It is recommended to store data that is actively being worked on as close to the processing source as possible. In the context of a cluster job the data being processed, as well as any generated results, should be stored on a disk physically installed in the compute node itself. We'll cover how to identify local disk space later on this page.

General Workflow

The following is a suggested workflow for a computational job:

  1. Copy the data to be processed to the local compute node.
  2. Process the data, storing results on local disk space.
  3. Once processing is finished, transfer results to permanent storage location. (i.e. a network file share)
  4. Clean up data and results from compute node local disk space.

Why this matters

Similar to how too many users on a single machine can slow it down, too many users accessing a network file server can impact performance. This issue is further compounded in the context of cluster jobs, as a single user can generate hundreds if not thousands of jobs all trying to access the same network fileserver. By utilizing the local disks on the compute nodes, you effectively distribute the data access load and reduce the load on the central fileserver.

Following these best practices isn't just about being a good neighbor however, they will also improve the performance of your jobs.


Warehouse Analogy

Analogy 1 :: Remote Warehouse

In the first analogy a business ships packages out of it's Main Office, and keeps it's inventory of items in a remote warehouse. Each time the company receives in order, it must go through the following process

  1. Request item from warehouse.
  2. Warehouse locates item in warehouse
  3. Warehouse retrieves the item
  4. Ware house delivers the item to the Main Office
  5. Main Office packages and delivers the item to the customer.

As shown above, storing the item in a remote warehouse results in a significant amount of overhead for each customer request. While the warehouse may be able to keep up when only the Main office is making requests, it may quickly become oversubscribed should a satellite office be opened and start placing orders.

Analogy 2 :: Local inventory Stock

In the second analogy, the same business starts keeping a local stock of the inventory it will need for the day. Now their workflow is divided up into two different types of operations:

  1. Daily Tasks
    • Request items needed for local inventory from warehouse
    • Warehouse locates item in warehouse
    • Warehouse retrieves the item
    • Ware house delivers the item to the Main Office
  2. Per Customer Order Tasks:
    • Find item in local stock
    • Package and deliver item to customer.

While the warehouse is still delivering the same amount of packages it can condense the number of tasks required, reducing it's load. In the event that a satellite office also start making requests, the main office will not be impacted as it already as all the packages it needs.

Explanation

Relating the above examples to UMIACS Compute resources, the warehouse would be the network file server, and the main office + satellite offices would be a job running on the cluster.

::::::::::

**What to do:**
1. Decide whether each statement agrees with the passage on local disk storage. Answer yes or no for each, and quote the words from the passage that decide it.
(a) In the suggested workflow, results are transferred to permanent storage after processing is finished.
(b) In the explanation, the warehouse stands for a compute node.
(c) In the second analogy, the warehouse delivers fewer packages than before.
2. According to the passage on local disk storage, what do the main office and satellite offices correspond to among UMIACS Compute resources?
3. Using the reasons the passage on local disk storage gives, explain why cluster jobs should keep their working data on the compute nodes' local disks.

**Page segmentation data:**

::::::::::

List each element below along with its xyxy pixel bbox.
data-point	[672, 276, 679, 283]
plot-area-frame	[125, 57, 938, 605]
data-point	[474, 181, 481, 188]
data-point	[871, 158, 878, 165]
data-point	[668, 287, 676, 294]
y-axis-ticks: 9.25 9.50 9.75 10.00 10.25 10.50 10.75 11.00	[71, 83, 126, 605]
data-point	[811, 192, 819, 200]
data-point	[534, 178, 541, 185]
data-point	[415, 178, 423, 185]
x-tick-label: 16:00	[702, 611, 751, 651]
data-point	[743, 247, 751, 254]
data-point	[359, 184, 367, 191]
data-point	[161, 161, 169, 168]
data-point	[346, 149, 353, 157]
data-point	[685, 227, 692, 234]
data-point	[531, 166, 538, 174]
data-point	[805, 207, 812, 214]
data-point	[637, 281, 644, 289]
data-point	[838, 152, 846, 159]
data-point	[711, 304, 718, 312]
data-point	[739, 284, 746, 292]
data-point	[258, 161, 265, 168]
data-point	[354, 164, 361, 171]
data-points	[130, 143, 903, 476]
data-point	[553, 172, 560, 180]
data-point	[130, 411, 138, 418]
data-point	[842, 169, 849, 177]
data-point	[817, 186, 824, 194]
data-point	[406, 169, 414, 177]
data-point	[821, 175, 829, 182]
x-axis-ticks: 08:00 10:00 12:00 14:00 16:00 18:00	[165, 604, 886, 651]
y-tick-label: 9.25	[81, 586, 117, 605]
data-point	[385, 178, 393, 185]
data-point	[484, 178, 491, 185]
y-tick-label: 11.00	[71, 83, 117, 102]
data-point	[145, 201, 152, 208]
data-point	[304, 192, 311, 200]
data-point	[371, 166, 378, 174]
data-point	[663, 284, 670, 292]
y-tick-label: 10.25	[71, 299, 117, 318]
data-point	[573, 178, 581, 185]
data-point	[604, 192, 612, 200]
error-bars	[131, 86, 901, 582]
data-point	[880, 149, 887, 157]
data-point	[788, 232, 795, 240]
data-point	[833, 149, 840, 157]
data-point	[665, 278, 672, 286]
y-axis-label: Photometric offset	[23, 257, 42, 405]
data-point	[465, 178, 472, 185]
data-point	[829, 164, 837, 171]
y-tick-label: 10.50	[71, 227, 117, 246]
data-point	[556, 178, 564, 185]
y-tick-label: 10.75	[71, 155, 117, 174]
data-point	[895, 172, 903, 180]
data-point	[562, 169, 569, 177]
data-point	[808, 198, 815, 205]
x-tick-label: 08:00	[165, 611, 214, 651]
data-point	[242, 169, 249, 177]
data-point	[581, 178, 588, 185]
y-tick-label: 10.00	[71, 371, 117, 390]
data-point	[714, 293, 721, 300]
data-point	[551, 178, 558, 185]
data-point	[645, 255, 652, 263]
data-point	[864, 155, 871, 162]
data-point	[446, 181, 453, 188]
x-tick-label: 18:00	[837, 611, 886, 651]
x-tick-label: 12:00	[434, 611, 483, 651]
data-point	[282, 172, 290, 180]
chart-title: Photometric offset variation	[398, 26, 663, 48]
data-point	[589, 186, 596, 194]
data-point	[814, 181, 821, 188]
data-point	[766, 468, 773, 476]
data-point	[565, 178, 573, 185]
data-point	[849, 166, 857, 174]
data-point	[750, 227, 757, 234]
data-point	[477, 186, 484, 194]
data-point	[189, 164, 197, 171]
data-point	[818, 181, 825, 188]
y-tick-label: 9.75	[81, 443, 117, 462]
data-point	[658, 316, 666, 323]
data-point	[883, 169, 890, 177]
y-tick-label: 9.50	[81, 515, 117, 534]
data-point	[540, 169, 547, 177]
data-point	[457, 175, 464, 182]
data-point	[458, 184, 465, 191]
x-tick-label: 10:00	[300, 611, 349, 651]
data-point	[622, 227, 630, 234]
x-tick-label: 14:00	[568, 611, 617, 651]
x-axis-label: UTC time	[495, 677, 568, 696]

::::::::::

**Per-task outputs:**
1.
(a) Yes: "Once processing is finished, transfer results to permanent storage location."
(b) No: "the warehouse would be the network file server"
(c) No: "While the warehouse is still delivering the same amount of packages"

2. They correspond to a job running on the cluster.

3. Too many users accessing a network file server can hurt its performance. The problem is worse for cluster jobs because a single user can generate hundreds or thousands of jobs that all access the same fileserver. Local disks spread out the data access load, which reduces the load on the central fileserver and also improves the performance of the jobs.